Leave out any pictures and transcribe all other data below exactly.

## begin Information supplied

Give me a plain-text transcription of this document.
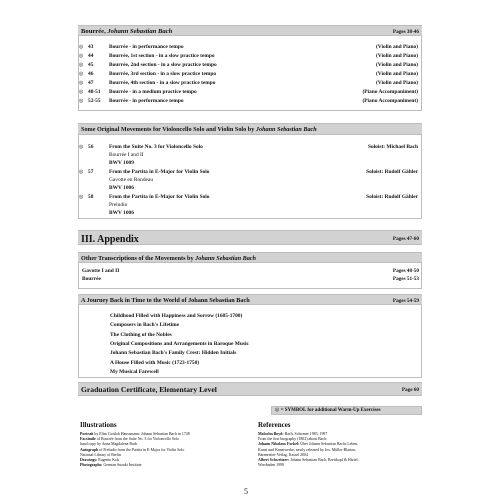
Bourrée, Johann Sebastian Bach	Pages 38-46
◎ 43	Bourrée - in performance tempo	(Violin and Piano)
◎ 44	Bourrée, 1st section - in a slow practice tempo	(Violin and Piano)
◎ 45	Bourrée, 2nd section - in a slow practice tempo	(Violin and Piano)
◎ 46	Bourrée, 3rd section - in a slow practice tempo	(Violin and Piano)
◎ 47	Bourrée, 4th section - in a slow practice tempo	(Violin and Piano)
◎ 48-51 Bourrée - in a medium practice tempo	(Piano Accompaniment)
◎ 52-55 Bourrée - in performance tempo	(Piano Accompaniment)
Some Original Movements for Violoncello Solo and Violin Solo by Johann Sebastian Bach
◎ 56	From the Suite No. 3 for Violoncello Solo	Soloist: Michael Bach
Bourrée I and II
BWV 1009
◎ 57	From the Partita in E-Major for Violin Solo	Soloist: Rudolf Gähler
Gavotte en Rondeau
BWV 1006
◎ 58	From the Partita in E-Major for Violin Solo	Soloist: Rudolf Gähler
Preludio
BWV 1006
III. Appendix	Pages 47-60
Other Transcriptions of the Movements by Johann Sebastian Bach
Gavotte I and II	Pages 48-50
Bourrée	Pages 51-53
A Journey Back in Time to the World of Johann Sebastian Bach	Pages 54-59
Childhood Filled with Happiness and Sorrow (1685-1700)
Composers in Bach's Lifetime
The Clothing of the Nobles
Original Compositions and Arrangements in Baroque Music
Johann Sebastian Bach's Family Crest: Hidden Initials
A House Filled with Music (1723-1750)
My Musical Farewell
Graduation Certificate, Elementary Level	Page 60
◎ = SYMBOL for additional Warm-Up Exercises
Illustrations
Portrait by Elias Gottlob Haussmann: Johann Sebastian Bach in 1748
Facsimile of Bourrée from the Suite No. 3 for Violoncello Solo
hand copy by Anna Magdalena Bach
Autograph of Preludio from the Partita in E-Major for Violin Solo
National Library of Berlin
Drawings: Eugenio Kok
Photographs: German Suzuki Institute
References
Malcolm Boyd: Bach, Schirmer 1983, 1997
From the first biography (1802) about Bach:
Johann Nikolaus Forkel: Über Johann Sebastian Bachs Leben,
Kunst und Kunstwerke, newly released by Jos. Müller-Blattau,
Bärenreiter-Verlag, Kassel 2004
Albert Schweitzer: Johann Sebastian Bach, Breitkopf & Härtel,
Wiesbaden 1990
5
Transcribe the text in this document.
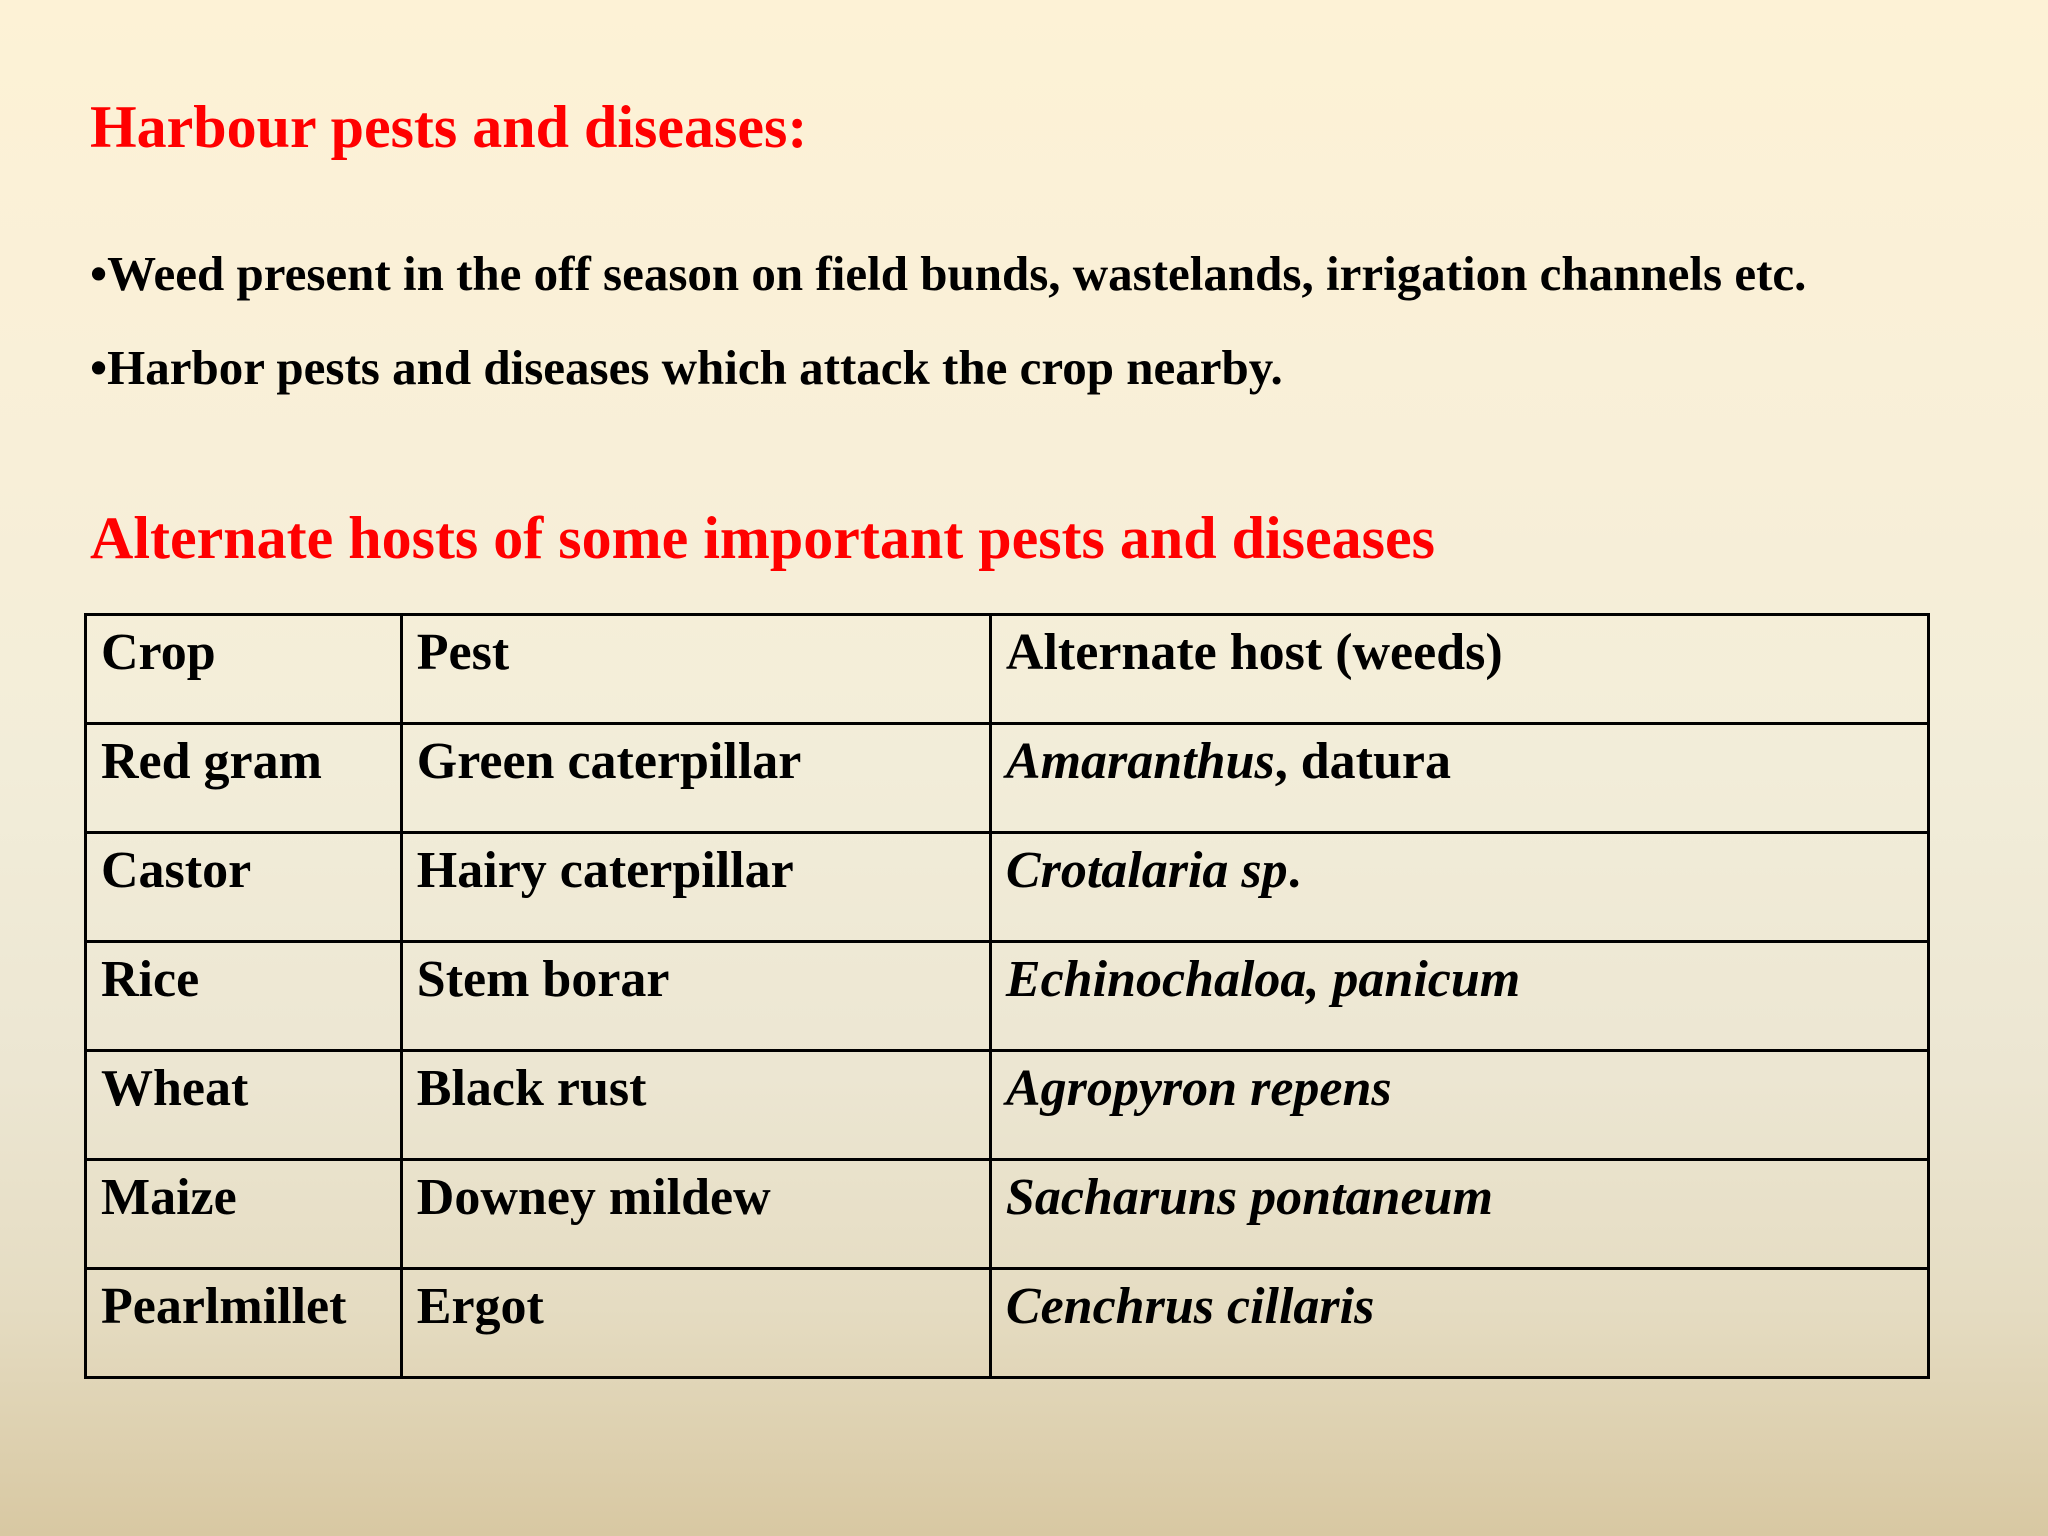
Harbour pests and diseases:
•Weed present in the off season on field bunds, wastelands, irrigation channels etc.
•Harbor pests and diseases which attack the crop nearby.
Alternate hosts of some important pests and diseases
Crop	Pest	Alternate host (weeds)
Red gram	Green caterpillar	Amaranthus, datura
Castor	Hairy caterpillar	Crotalaria sp.
Rice	Stem borar	Echinochaloa, panicum
Wheat	Black rust	Agropyron repens
Maize	Downey mildew	Sacharuns pontaneum
Pearlmillet	Ergot	Cenchrus cillaris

## end Information supplied

#### [Worked answer]
Give me a plain-text transcription of this document.
Bourrée, Johann Sebastian Bach	Pages 38-46
◎ 43	Bourrée - in performance tempo	(Violin and Piano)
◎ 44	Bourrée, 1st section - in a slow practice tempo	(Violin and Piano)
◎ 45	Bourrée, 2nd section - in a slow practice tempo	(Violin and Piano)
◎ 46	Bourrée, 3rd section - in a slow practice tempo	(Violin and Piano)
◎ 47	Bourrée, 4th section - in a slow practice tempo	(Violin and Piano)
◎ 48-51 Bourrée - in a medium practice tempo	(Piano Accompaniment)
◎ 52-55 Bourrée - in performance tempo	(Piano Accompaniment)
Some Original Movements for Violoncello Solo and Violin Solo by Johann Sebastian Bach
◎ 56	From the Suite No. 3 for Violoncello Solo	Soloist: Michael Bach
Bourrée I and II
BWV 1009
◎ 57	From the Partita in E-Major for Violin Solo	Soloist: Rudolf Gähler
Gavotte en Rondeau
BWV 1006
◎ 58	From the Partita in E-Major for Violin Solo	Soloist: Rudolf Gähler
Preludio
BWV 1006
III. Appendix	Pages 47-60
Other Transcriptions of the Movements by Johann Sebastian Bach
Gavotte I and II	Pages 48-50
Bourrée	Pages 51-53
A Journey Back in Time to the World of Johann Sebastian Bach	Pages 54-59
Childhood Filled with Happiness and Sorrow (1685-1700)
Composers in Bach's Lifetime
The Clothing of the Nobles
Original Compositions and Arrangements in Baroque Music
Johann Sebastian Bach's Family Crest: Hidden Initials
A House Filled with Music (1723-1750)
My Musical Farewell
Graduation Certificate, Elementary Level	Page 60
◎ = SYMBOL for additional Warm-Up Exercises
Illustrations
Portrait by Elias Gottlob Haussmann: Johann Sebastian Bach in 1748
Facsimile of Bourrée from the Suite No. 3 for Violoncello Solo
hand copy by Anna Magdalena Bach
Autograph of Preludio from the Partita in E-Major for Violin Solo
National Library of Berlin
Drawings: Eugenio Kok
Photographs: German Suzuki Institute
References
Malcolm Boyd: Bach, Schirmer 1983, 1997
From the first biography (1802) about Bach:
Johann Nikolaus Forkel: Über Johann Sebastian Bachs Leben,
Kunst und Kunstwerke, newly released by Jos. Müller-Blattau,
Bärenreiter-Verlag, Kassel 2004
Albert Schweitzer: Johann Sebastian Bach, Breitkopf & Härtel,
Wiesbaden 1990
5
Transcribe the text in this document.
Harbour pests and diseases:
•Weed present in the off season on field bunds, wastelands, irrigation channels etc.
•Harbor pests and diseases which attack the crop nearby.
Alternate hosts of some important pests and diseases
Crop	Pest	Alternate host (weeds)
Red gram	Green caterpillar	Amaranthus, datura
Castor	Hairy caterpillar	Crotalaria sp.
Rice	Stem borar	Echinochaloa, panicum
Wheat	Black rust	Agropyron repens
Maize	Downey mildew	Sacharuns pontaneum
Pearlmillet	Ergot	Cenchrus cillaris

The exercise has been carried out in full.